Records to use:
*-*-*

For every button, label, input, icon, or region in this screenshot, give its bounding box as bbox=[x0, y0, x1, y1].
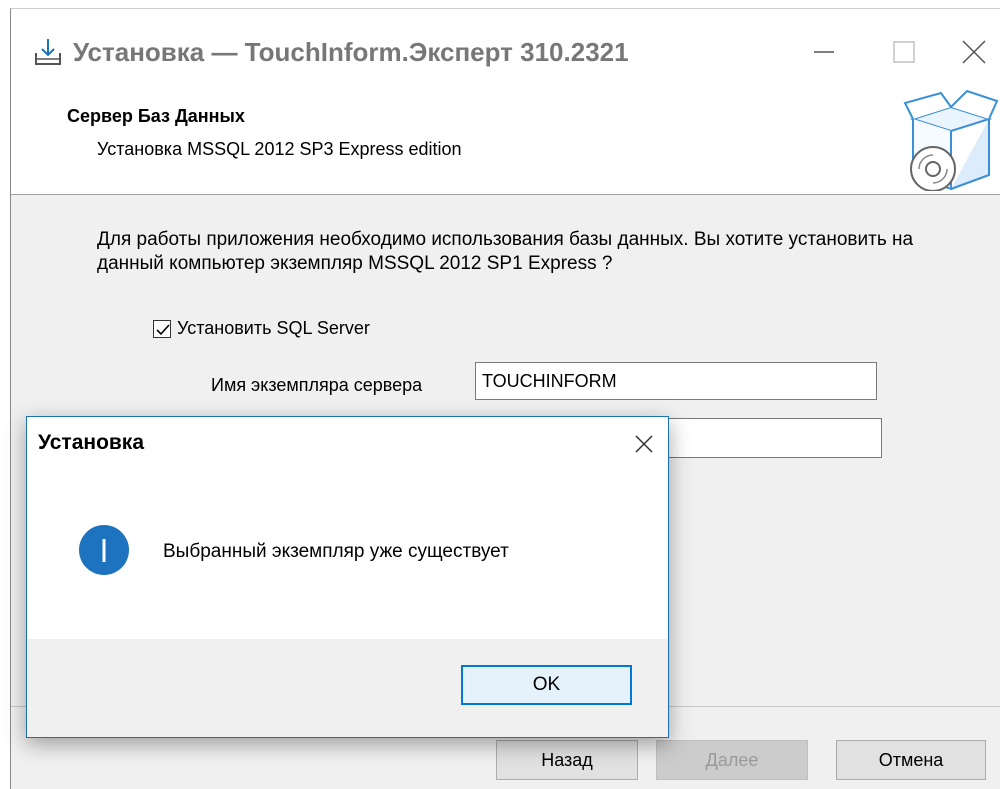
install-sql-label: Установить SQL Server bbox=[177, 318, 370, 338]
close-button[interactable] bbox=[951, 29, 997, 75]
window-title: Установка — TouchInform.Эксперт 310.2321 bbox=[73, 37, 629, 67]
package-box-icon bbox=[903, 89, 999, 192]
minimize-button[interactable] bbox=[801, 29, 847, 75]
dialog-message: Выбранный экземпляр уже существует bbox=[163, 541, 509, 562]
description-text: Для работы приложения необходимо использ… bbox=[97, 229, 914, 274]
title-bar: Установка — TouchInform.Эксперт 310.2321 bbox=[11, 9, 1000, 87]
secondary-input[interactable] bbox=[651, 418, 882, 458]
info-icon bbox=[78, 524, 130, 576]
next-button[interactable]: Далее bbox=[656, 740, 808, 780]
download-install-icon bbox=[33, 37, 63, 67]
page-subtitle: Установка MSSQL 2012 SP3 Express edition bbox=[97, 139, 462, 159]
message-dialog: Установка Выбранный экземпляр уже сущест… bbox=[26, 416, 669, 738]
back-button[interactable]: Назад bbox=[496, 740, 638, 780]
dialog-footer: OK bbox=[27, 639, 668, 737]
ok-button[interactable]: OK bbox=[461, 665, 632, 705]
page-header: Сервер Баз Данных Установка MSSQL 2012 S… bbox=[11, 87, 1000, 195]
dialog-close-icon[interactable] bbox=[627, 427, 661, 461]
install-sql-checkbox[interactable] bbox=[153, 319, 171, 338]
cancel-button[interactable]: Отмена bbox=[836, 740, 986, 780]
instance-name-input[interactable]: TOUCHINFORM bbox=[475, 362, 877, 400]
instance-name-label: Имя экземпляра сервера bbox=[211, 375, 423, 395]
install-sql-checkbox-row[interactable]: Установить SQL Server bbox=[153, 318, 370, 339]
dialog-title: Установка bbox=[38, 431, 144, 454]
page-title: Сервер Баз Данных bbox=[67, 106, 245, 126]
maximize-button[interactable] bbox=[881, 29, 927, 75]
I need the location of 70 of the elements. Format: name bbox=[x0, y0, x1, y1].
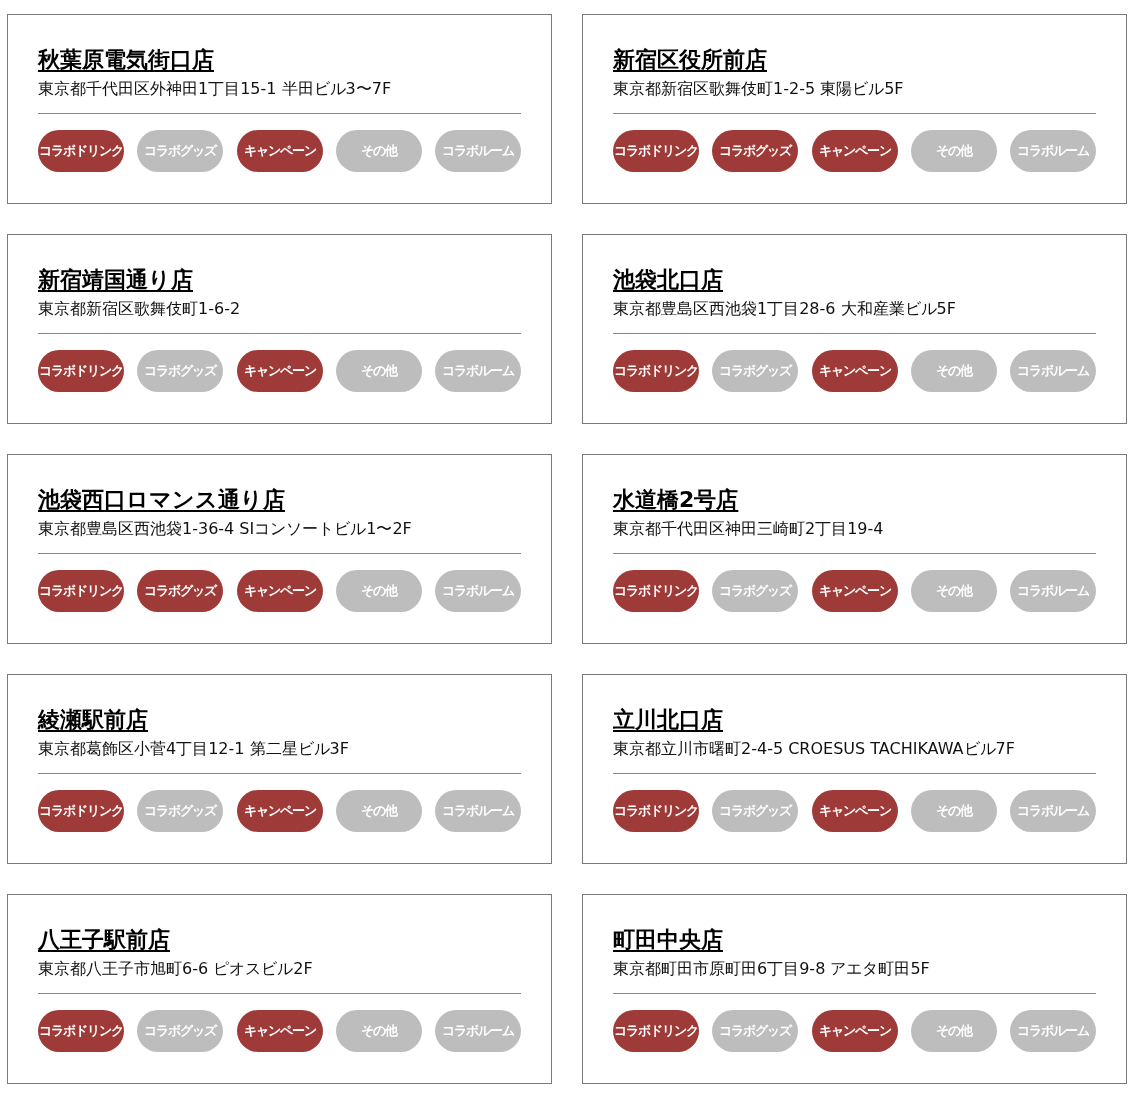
category-tag: キャンペーン bbox=[236, 350, 323, 392]
category-tag: コラボドリンク bbox=[38, 130, 124, 172]
category-tag: キャンペーン bbox=[236, 1010, 323, 1052]
category-tag: コラボルーム bbox=[1010, 130, 1096, 172]
category-tag: コラボルーム bbox=[1010, 570, 1096, 612]
category-tag: コラボグッズ bbox=[137, 130, 224, 172]
category-tag: キャンペーン bbox=[236, 570, 323, 612]
category-tag: コラボグッズ bbox=[137, 570, 224, 612]
category-tag: キャンペーン bbox=[811, 130, 898, 172]
store-name-link[interactable]: 綾瀬駅前店 bbox=[38, 705, 148, 735]
category-tag: その他 bbox=[335, 570, 422, 612]
category-tag: その他 bbox=[910, 1010, 997, 1052]
category-tag: コラボドリンク bbox=[613, 790, 699, 832]
store-address: 東京都千代田区神田三崎町2丁目19-4 bbox=[613, 518, 885, 540]
category-tag: コラボルーム bbox=[1010, 1010, 1096, 1052]
store-address: 東京都千代田区外神田1丁目15-1 半田ビル3〜7F bbox=[38, 78, 393, 100]
store-name-link[interactable]: 新宿区役所前店 bbox=[613, 45, 767, 75]
store-address: 東京都豊島区西池袋1丁目28-6 大和産業ビル5F bbox=[613, 298, 957, 320]
store-name-link[interactable]: 池袋西口ロマンス通り店 bbox=[38, 485, 285, 515]
store-address: 東京都豊島区西池袋1-36-4 SIコンソートビル1〜2F bbox=[38, 518, 413, 540]
category-tag: コラボグッズ bbox=[712, 350, 799, 392]
store-address: 東京都立川市曙町2-4-5 CROESUS TACHIKAWAビル7F bbox=[613, 738, 1016, 760]
store-name-link[interactable]: 町田中央店 bbox=[613, 925, 723, 955]
category-tag: コラボグッズ bbox=[712, 790, 799, 832]
category-tag: その他 bbox=[335, 350, 422, 392]
category-tag: コラボドリンク bbox=[613, 1010, 699, 1052]
category-tag: キャンペーン bbox=[811, 570, 898, 612]
category-tag: その他 bbox=[910, 790, 997, 832]
store-address: 東京都新宿区歌舞伎町1-6-2 bbox=[38, 298, 242, 320]
store-name-link[interactable]: 秋葉原電気街口店 bbox=[38, 45, 214, 75]
category-tag: コラボルーム bbox=[435, 1010, 521, 1052]
category-tag: コラボドリンク bbox=[38, 790, 124, 832]
store-address: 東京都葛飾区小菅4丁目12-1 第二星ビル3F bbox=[38, 738, 350, 760]
category-tag: その他 bbox=[335, 790, 422, 832]
store-address: 東京都町田市原町田6丁目9-8 アエタ町田5F bbox=[613, 958, 931, 980]
store-name-link[interactable]: 池袋北口店 bbox=[613, 265, 723, 295]
category-tag: コラボグッズ bbox=[712, 1010, 799, 1052]
store-address: 東京都新宿区歌舞伎町1-2-5 東陽ビル5F bbox=[613, 78, 905, 100]
store-address: 東京都八王子市旭町6-6 ピオスビル2F bbox=[38, 958, 314, 980]
category-tag: キャンペーン bbox=[811, 790, 898, 832]
category-tag: コラボドリンク bbox=[38, 570, 124, 612]
category-tag: キャンペーン bbox=[236, 130, 323, 172]
category-tag: コラボグッズ bbox=[712, 570, 799, 612]
category-tag: コラボドリンク bbox=[38, 350, 124, 392]
category-tag: コラボドリンク bbox=[38, 1010, 124, 1052]
category-tag: コラボドリンク bbox=[613, 350, 699, 392]
category-tag: その他 bbox=[910, 130, 997, 172]
category-tag: コラボドリンク bbox=[613, 130, 699, 172]
store-name-link[interactable]: 新宿靖国通り店 bbox=[38, 265, 193, 295]
category-tag: コラボルーム bbox=[435, 130, 521, 172]
category-tag: コラボルーム bbox=[1010, 790, 1096, 832]
category-tag: コラボグッズ bbox=[137, 1010, 224, 1052]
store-name-link[interactable]: 八王子駅前店 bbox=[38, 925, 170, 955]
category-tag: その他 bbox=[335, 130, 422, 172]
category-tag: コラボグッズ bbox=[712, 130, 799, 172]
category-tag: コラボルーム bbox=[435, 790, 521, 832]
category-tag: キャンペーン bbox=[811, 1010, 898, 1052]
store-name-link[interactable]: 立川北口店 bbox=[613, 705, 723, 735]
store-name-link[interactable]: 水道橋2号店 bbox=[613, 485, 739, 515]
category-tag: キャンペーン bbox=[811, 350, 898, 392]
category-tag: コラボルーム bbox=[435, 350, 521, 392]
category-tag: キャンペーン bbox=[236, 790, 323, 832]
category-tag: その他 bbox=[335, 1010, 422, 1052]
category-tag: コラボグッズ bbox=[137, 790, 224, 832]
category-tag: コラボグッズ bbox=[137, 350, 224, 392]
category-tag: コラボドリンク bbox=[613, 570, 699, 612]
category-tag: その他 bbox=[910, 570, 997, 612]
category-tag: コラボルーム bbox=[1010, 350, 1096, 392]
category-tag: その他 bbox=[910, 350, 997, 392]
category-tag: コラボルーム bbox=[435, 570, 521, 612]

*-*-*

Task to complete: Repeat the entries above word for word, from the line containing "install-sql-label: Установить SQL" up to and including the line containing "I need the location".

Right answer:
install-sql-label: Установить SQL Server bbox=[177, 318, 370, 338]
close-button[interactable] bbox=[951, 29, 997, 75]
window-title: Установка — TouchInform.Эксперт 310.2321 bbox=[73, 37, 629, 67]
package-box-icon bbox=[903, 89, 999, 192]
minimize-button[interactable] bbox=[801, 29, 847, 75]
dialog-message: Выбранный экземпляр уже существует bbox=[163, 541, 509, 562]
description-text: Для работы приложения необходимо использ… bbox=[97, 229, 914, 274]
title-bar: Установка — TouchInform.Эксперт 310.2321 bbox=[11, 9, 1000, 87]
secondary-input[interactable] bbox=[651, 418, 882, 458]
info-icon bbox=[78, 524, 130, 576]
next-button[interactable]: Далее bbox=[656, 740, 808, 780]
download-install-icon bbox=[33, 37, 63, 67]
page-subtitle: Установка MSSQL 2012 SP3 Express edition bbox=[97, 139, 462, 159]
message-dialog: Установка Выбранный экземпляр уже сущест… bbox=[26, 416, 669, 738]
back-button[interactable]: Назад bbox=[496, 740, 638, 780]
dialog-footer: OK bbox=[27, 639, 668, 737]
ok-button[interactable]: OK bbox=[461, 665, 632, 705]
page-header: Сервер Баз Данных Установка MSSQL 2012 S… bbox=[11, 87, 1000, 195]
dialog-close-icon[interactable] bbox=[627, 427, 661, 461]
install-sql-checkbox[interactable] bbox=[153, 319, 171, 338]
cancel-button[interactable]: Отмена bbox=[836, 740, 986, 780]
instance-name-input[interactable]: TOUCHINFORM bbox=[475, 362, 877, 400]
instance-name-label: Имя экземпляра сервера bbox=[211, 375, 423, 395]
install-sql-checkbox-row[interactable]: Установить SQL Server bbox=[153, 318, 370, 339]
dialog-title: Установка bbox=[38, 431, 144, 454]
page-title: Сервер Баз Данных bbox=[67, 106, 245, 126]
maximize-button[interactable] bbox=[881, 29, 927, 75]
I need the location of 70 of the elements. Format: name bbox=[x0, y0, x1, y1].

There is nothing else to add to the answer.